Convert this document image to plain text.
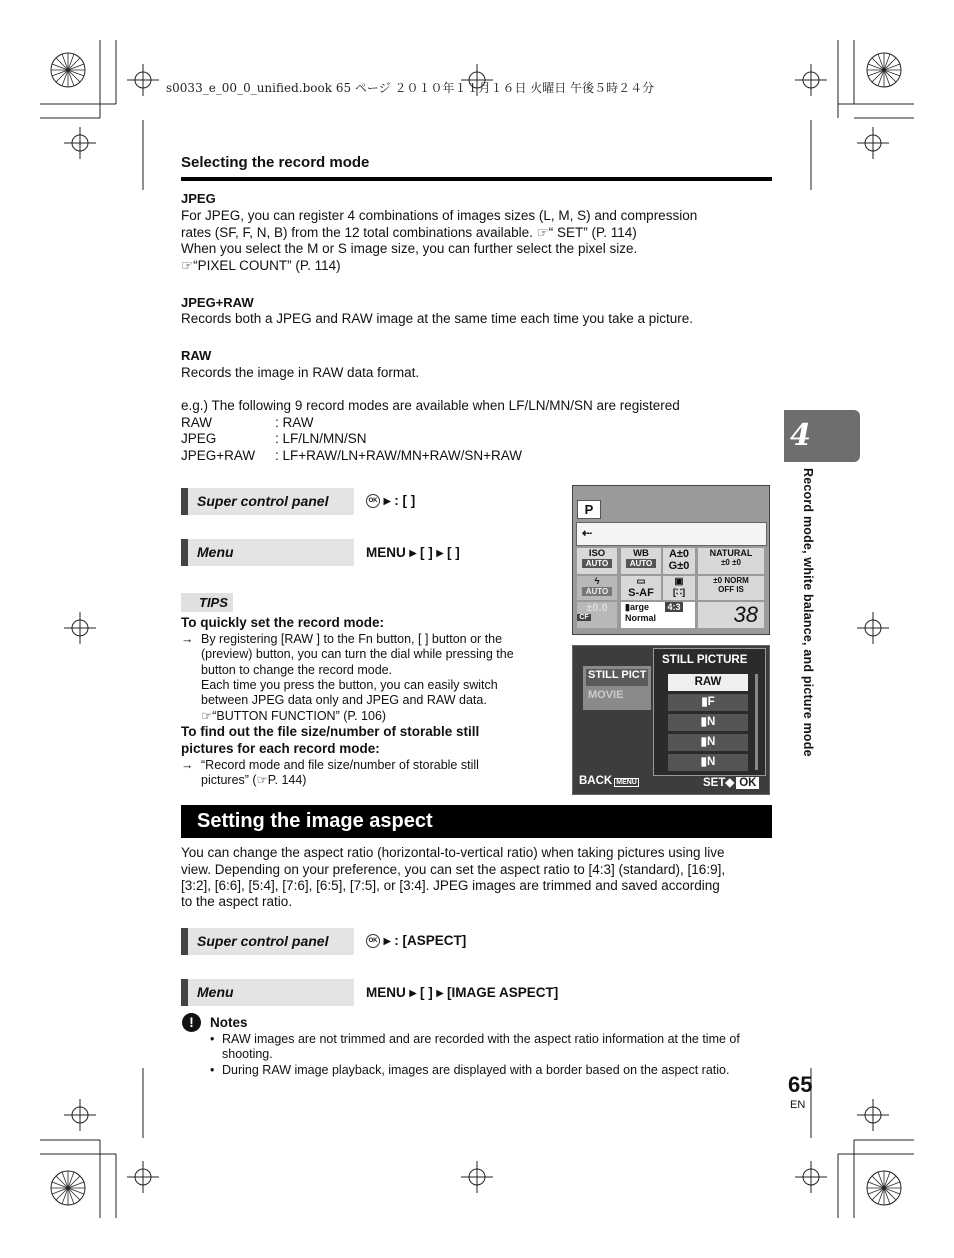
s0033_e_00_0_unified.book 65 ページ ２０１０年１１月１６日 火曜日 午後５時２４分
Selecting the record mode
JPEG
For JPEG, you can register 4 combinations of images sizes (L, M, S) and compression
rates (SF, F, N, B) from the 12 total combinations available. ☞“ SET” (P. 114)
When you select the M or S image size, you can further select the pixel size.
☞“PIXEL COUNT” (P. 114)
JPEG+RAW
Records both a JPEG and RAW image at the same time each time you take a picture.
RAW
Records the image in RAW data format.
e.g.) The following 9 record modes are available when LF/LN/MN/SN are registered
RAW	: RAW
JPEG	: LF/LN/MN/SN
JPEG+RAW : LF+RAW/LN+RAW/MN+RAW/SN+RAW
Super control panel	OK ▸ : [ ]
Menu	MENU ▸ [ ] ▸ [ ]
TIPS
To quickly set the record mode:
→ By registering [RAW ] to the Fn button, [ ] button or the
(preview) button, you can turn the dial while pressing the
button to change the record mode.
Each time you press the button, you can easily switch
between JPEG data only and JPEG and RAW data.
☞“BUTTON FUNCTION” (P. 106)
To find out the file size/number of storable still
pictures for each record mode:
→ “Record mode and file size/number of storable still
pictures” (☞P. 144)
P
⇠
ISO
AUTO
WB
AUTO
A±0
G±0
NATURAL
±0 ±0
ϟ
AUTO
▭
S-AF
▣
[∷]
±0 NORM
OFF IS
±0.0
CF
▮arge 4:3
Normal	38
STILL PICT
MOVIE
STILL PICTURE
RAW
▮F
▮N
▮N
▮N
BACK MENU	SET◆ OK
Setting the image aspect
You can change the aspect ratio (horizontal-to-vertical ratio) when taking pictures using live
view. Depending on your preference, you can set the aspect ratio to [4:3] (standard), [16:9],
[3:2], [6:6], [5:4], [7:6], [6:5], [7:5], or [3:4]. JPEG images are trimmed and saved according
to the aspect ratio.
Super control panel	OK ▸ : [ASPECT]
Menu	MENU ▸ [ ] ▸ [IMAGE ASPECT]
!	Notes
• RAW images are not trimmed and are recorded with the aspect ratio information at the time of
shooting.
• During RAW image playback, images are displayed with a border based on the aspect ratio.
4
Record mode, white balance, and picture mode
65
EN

◆ ◆ ◆ ◆ ◆

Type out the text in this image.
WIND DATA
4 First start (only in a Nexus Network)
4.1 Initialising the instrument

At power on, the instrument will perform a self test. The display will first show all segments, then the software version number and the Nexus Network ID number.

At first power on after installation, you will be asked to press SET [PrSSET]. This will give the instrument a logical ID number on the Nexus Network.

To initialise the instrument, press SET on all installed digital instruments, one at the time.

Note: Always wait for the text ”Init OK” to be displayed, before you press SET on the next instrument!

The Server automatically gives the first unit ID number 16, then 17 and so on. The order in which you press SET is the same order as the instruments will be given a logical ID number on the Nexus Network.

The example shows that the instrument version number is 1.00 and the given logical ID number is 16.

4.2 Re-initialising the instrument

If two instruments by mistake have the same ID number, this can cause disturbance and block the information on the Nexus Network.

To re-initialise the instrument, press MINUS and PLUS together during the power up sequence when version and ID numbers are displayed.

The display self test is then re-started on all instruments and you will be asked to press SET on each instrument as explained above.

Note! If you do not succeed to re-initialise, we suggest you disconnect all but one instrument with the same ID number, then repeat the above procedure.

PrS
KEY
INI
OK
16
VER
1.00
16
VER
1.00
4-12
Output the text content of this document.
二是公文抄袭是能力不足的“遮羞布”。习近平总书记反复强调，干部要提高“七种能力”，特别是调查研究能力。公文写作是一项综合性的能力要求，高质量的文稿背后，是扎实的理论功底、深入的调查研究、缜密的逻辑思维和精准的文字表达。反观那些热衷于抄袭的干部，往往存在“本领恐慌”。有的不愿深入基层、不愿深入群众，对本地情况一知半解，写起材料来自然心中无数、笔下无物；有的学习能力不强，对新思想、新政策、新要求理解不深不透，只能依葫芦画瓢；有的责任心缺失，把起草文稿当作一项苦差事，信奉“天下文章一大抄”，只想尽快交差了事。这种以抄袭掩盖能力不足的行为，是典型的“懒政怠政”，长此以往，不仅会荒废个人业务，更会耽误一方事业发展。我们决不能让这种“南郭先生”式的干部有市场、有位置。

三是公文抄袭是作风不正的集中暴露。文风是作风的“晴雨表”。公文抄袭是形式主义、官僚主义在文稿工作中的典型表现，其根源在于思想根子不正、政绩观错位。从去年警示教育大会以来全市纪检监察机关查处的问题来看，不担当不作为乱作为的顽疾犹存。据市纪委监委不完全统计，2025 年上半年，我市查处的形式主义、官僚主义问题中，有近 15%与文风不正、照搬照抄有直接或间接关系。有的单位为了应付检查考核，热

◆ ◆ ◆ ◆ ◆

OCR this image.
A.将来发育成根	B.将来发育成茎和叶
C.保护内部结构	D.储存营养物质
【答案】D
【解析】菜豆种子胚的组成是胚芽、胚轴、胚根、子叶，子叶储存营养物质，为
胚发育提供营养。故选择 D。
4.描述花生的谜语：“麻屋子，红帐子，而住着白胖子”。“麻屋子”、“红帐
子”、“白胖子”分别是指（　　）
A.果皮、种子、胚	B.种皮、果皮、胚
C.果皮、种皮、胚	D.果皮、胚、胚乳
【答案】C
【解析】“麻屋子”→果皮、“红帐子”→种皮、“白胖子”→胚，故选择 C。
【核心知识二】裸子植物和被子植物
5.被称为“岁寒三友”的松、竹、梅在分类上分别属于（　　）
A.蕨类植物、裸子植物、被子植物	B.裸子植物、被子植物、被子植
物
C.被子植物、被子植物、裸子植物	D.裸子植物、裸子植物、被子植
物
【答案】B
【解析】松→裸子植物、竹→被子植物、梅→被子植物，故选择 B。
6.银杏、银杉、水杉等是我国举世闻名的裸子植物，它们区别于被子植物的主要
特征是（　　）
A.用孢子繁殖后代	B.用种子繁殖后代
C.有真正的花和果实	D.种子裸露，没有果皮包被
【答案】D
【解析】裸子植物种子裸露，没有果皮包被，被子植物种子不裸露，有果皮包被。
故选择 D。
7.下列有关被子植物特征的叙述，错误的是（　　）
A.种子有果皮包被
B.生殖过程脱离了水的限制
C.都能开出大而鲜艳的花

◆ ◆ ◆ ◆ ◆

For the listing above, identify each line bearing "initialise".

Written solution:
To initialise the instrument, press SET on all installed digital instruments, one at the time.
To re-initialise the instrument, press MINUS and PLUS together during the power up sequence when version and ID numbers are displayed.
Note! If you do not succeed to re-initialise, we suggest you disconnect all but one instrument with the same ID number, then repeat the above procedure.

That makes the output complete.